▶ **Directive**
Copy each line containing the word "find" from the records that follow, please.

Dataset items:
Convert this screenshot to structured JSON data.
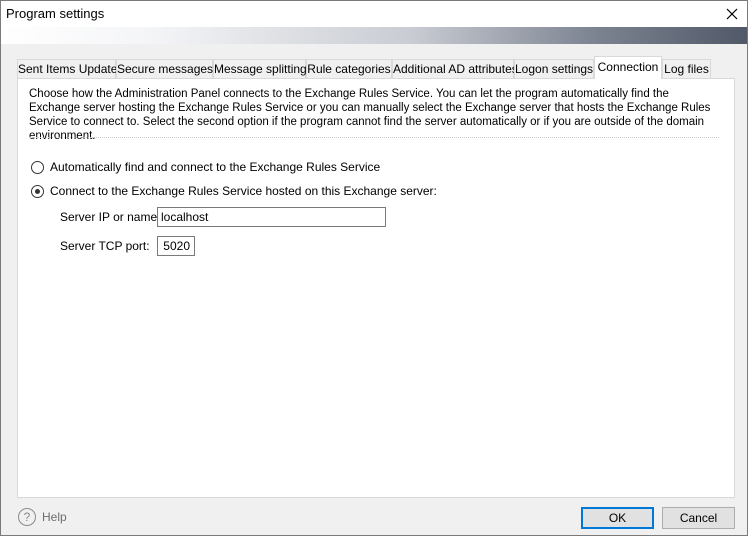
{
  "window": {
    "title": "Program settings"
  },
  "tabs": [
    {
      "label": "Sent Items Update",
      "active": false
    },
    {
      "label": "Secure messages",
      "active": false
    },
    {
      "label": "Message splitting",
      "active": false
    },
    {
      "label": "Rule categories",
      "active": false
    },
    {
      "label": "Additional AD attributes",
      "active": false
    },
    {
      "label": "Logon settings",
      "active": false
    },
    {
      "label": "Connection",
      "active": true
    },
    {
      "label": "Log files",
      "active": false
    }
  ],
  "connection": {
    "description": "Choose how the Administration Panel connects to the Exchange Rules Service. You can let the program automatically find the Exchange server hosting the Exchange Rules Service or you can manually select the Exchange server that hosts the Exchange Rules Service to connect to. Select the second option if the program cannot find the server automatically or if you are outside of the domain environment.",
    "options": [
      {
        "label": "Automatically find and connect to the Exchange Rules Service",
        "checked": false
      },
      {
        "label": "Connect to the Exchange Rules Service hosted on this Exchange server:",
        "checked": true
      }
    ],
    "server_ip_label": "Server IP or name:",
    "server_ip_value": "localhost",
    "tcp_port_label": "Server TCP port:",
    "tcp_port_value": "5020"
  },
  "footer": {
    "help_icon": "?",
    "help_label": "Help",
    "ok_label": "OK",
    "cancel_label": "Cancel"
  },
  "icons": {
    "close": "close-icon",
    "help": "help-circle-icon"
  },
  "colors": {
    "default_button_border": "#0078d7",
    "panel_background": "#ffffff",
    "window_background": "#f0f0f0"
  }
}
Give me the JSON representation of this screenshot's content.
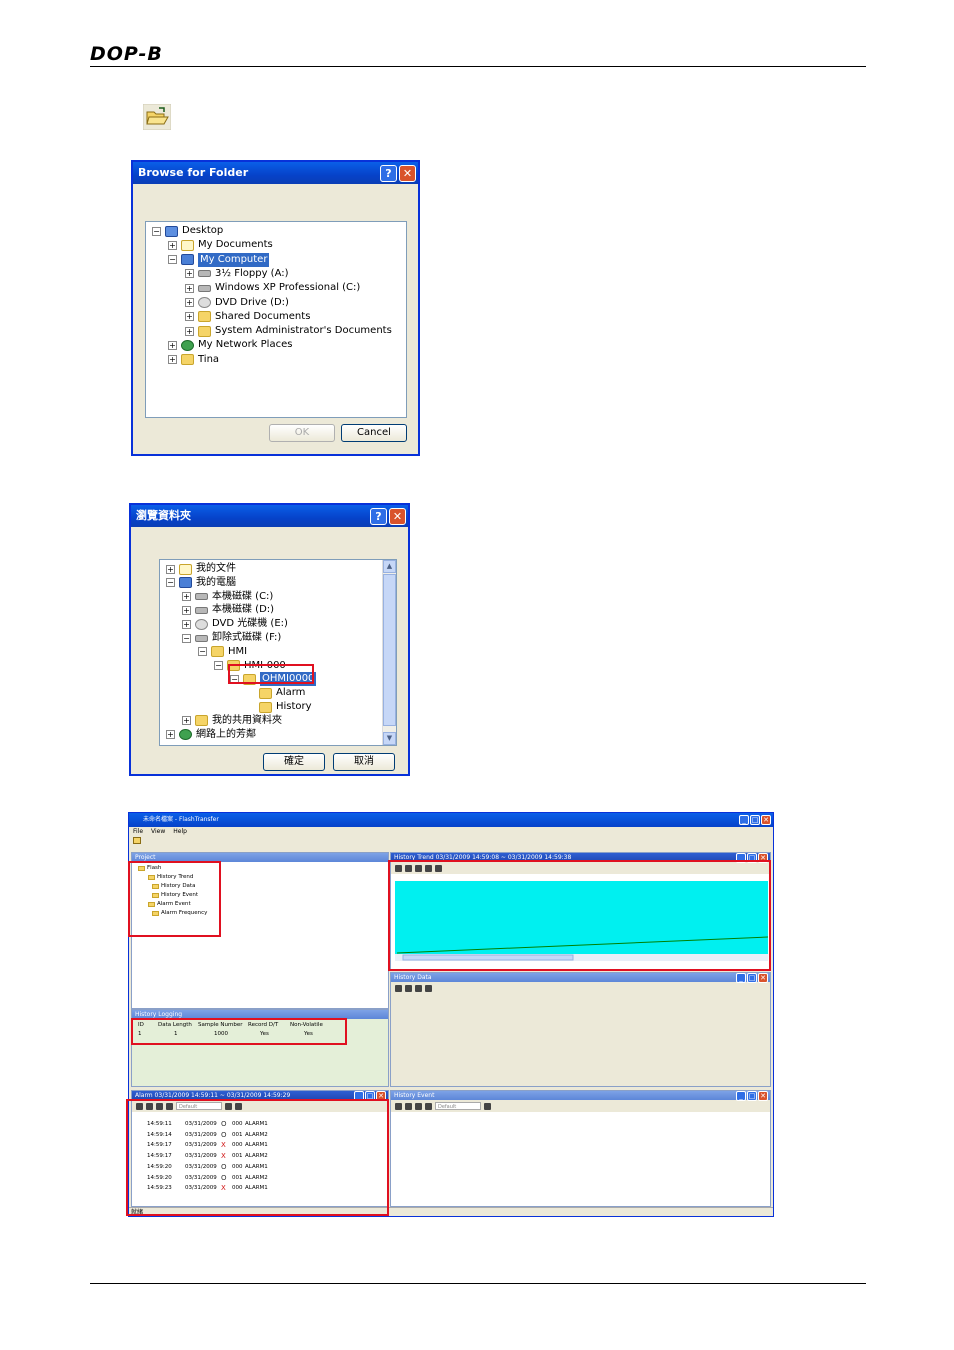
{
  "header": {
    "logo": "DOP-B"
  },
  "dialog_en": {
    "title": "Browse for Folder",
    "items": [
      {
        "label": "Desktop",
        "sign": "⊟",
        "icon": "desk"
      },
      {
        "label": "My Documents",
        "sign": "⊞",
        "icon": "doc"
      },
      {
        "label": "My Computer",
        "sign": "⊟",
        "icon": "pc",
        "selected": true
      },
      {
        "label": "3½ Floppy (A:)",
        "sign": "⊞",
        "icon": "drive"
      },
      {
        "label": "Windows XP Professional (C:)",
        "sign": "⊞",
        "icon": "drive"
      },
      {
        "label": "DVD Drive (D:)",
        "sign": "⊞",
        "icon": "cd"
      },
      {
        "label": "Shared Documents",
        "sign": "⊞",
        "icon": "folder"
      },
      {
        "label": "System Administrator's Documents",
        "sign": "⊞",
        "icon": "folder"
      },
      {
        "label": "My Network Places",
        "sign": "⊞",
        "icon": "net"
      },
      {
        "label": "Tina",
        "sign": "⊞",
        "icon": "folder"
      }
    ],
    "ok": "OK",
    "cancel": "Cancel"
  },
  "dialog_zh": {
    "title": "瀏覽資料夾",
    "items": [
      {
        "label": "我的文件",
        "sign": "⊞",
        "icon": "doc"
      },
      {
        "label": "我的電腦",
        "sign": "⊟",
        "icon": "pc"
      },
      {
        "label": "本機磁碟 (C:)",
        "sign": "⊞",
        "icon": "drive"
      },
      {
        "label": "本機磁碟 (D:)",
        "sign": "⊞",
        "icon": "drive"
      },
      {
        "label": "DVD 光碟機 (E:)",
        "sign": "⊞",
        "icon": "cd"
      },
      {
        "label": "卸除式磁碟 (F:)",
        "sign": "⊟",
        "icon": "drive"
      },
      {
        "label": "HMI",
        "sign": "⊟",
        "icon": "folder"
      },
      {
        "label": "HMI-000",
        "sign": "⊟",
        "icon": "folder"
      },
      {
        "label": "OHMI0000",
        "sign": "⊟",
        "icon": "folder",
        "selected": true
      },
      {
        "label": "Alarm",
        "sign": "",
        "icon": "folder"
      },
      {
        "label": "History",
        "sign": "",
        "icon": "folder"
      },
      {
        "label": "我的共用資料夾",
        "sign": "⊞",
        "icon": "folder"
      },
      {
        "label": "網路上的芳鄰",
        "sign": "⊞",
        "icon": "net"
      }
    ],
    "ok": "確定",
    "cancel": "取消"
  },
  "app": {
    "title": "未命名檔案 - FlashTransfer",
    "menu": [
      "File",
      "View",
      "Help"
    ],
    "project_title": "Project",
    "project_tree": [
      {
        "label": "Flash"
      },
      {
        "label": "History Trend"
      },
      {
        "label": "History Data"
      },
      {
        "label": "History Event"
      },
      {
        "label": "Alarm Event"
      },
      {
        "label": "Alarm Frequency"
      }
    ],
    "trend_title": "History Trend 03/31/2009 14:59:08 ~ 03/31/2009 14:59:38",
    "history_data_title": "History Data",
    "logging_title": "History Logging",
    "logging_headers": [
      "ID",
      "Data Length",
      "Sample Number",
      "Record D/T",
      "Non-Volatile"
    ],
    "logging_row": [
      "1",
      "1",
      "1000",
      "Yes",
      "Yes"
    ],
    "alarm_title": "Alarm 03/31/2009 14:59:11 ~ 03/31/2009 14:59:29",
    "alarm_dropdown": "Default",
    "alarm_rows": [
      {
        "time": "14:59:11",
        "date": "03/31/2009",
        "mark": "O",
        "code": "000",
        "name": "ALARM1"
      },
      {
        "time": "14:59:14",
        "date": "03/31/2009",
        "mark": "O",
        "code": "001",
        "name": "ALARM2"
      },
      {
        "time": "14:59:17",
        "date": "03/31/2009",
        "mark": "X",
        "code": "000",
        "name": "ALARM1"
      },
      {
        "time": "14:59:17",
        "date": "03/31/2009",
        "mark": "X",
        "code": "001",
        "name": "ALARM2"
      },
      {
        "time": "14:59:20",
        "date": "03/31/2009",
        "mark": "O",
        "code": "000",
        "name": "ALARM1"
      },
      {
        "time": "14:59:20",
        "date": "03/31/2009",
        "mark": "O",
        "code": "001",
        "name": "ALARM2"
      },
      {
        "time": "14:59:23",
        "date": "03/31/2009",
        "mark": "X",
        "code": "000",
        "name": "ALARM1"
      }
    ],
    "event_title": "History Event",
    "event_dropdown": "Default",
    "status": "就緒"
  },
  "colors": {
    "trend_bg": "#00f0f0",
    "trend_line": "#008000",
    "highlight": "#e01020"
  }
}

--

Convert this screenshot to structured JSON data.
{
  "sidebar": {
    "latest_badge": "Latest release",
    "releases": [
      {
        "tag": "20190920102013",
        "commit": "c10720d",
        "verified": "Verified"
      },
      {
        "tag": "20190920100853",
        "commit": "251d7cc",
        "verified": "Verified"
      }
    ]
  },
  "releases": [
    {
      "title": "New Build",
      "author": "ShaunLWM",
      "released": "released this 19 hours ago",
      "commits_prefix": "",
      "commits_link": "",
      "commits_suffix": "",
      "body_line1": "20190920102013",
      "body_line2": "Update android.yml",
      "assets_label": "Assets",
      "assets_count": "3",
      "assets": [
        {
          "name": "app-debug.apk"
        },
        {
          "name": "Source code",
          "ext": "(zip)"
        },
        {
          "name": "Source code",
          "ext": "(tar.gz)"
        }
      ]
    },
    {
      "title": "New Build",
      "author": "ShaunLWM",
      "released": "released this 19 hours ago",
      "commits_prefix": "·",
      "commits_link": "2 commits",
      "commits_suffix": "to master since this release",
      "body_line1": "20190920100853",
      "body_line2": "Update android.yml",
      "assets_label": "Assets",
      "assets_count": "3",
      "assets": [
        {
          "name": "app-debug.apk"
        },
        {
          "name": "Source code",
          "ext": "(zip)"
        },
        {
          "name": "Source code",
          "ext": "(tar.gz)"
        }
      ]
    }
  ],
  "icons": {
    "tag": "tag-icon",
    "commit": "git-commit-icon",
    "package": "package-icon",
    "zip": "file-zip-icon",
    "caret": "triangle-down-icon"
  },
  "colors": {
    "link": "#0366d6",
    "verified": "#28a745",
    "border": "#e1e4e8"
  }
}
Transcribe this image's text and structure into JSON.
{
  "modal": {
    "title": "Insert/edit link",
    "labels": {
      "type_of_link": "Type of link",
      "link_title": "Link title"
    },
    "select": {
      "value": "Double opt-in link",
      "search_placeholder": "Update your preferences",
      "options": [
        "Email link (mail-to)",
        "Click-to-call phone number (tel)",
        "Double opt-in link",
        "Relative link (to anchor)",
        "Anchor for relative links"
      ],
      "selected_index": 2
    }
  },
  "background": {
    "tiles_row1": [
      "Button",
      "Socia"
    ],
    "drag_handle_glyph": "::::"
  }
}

...

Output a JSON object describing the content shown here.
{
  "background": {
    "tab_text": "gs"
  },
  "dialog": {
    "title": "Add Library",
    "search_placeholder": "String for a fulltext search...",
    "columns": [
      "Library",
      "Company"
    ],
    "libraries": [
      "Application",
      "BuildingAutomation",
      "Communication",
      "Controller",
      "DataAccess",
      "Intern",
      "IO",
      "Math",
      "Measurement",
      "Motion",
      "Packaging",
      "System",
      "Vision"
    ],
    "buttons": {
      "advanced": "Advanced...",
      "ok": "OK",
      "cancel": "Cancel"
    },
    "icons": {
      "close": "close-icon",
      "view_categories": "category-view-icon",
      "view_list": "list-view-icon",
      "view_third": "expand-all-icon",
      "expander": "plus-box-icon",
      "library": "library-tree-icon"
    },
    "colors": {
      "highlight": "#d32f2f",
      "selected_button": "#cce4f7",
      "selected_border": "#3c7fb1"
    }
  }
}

▶ **Final result**
    "description": "Choose how the Administration Panel connects to the Exchange Rules Service. You can let the program automatically find the Exchange server hosting the Exchange Rules Service or you can manually select the Exchange server that hosts the Exchange Rules Service to connect to. Select the second option if the program cannot find the server automatically or if you are outside of the domain environment.",
        "label": "Automatically find and connect to the Exchange Rules Service",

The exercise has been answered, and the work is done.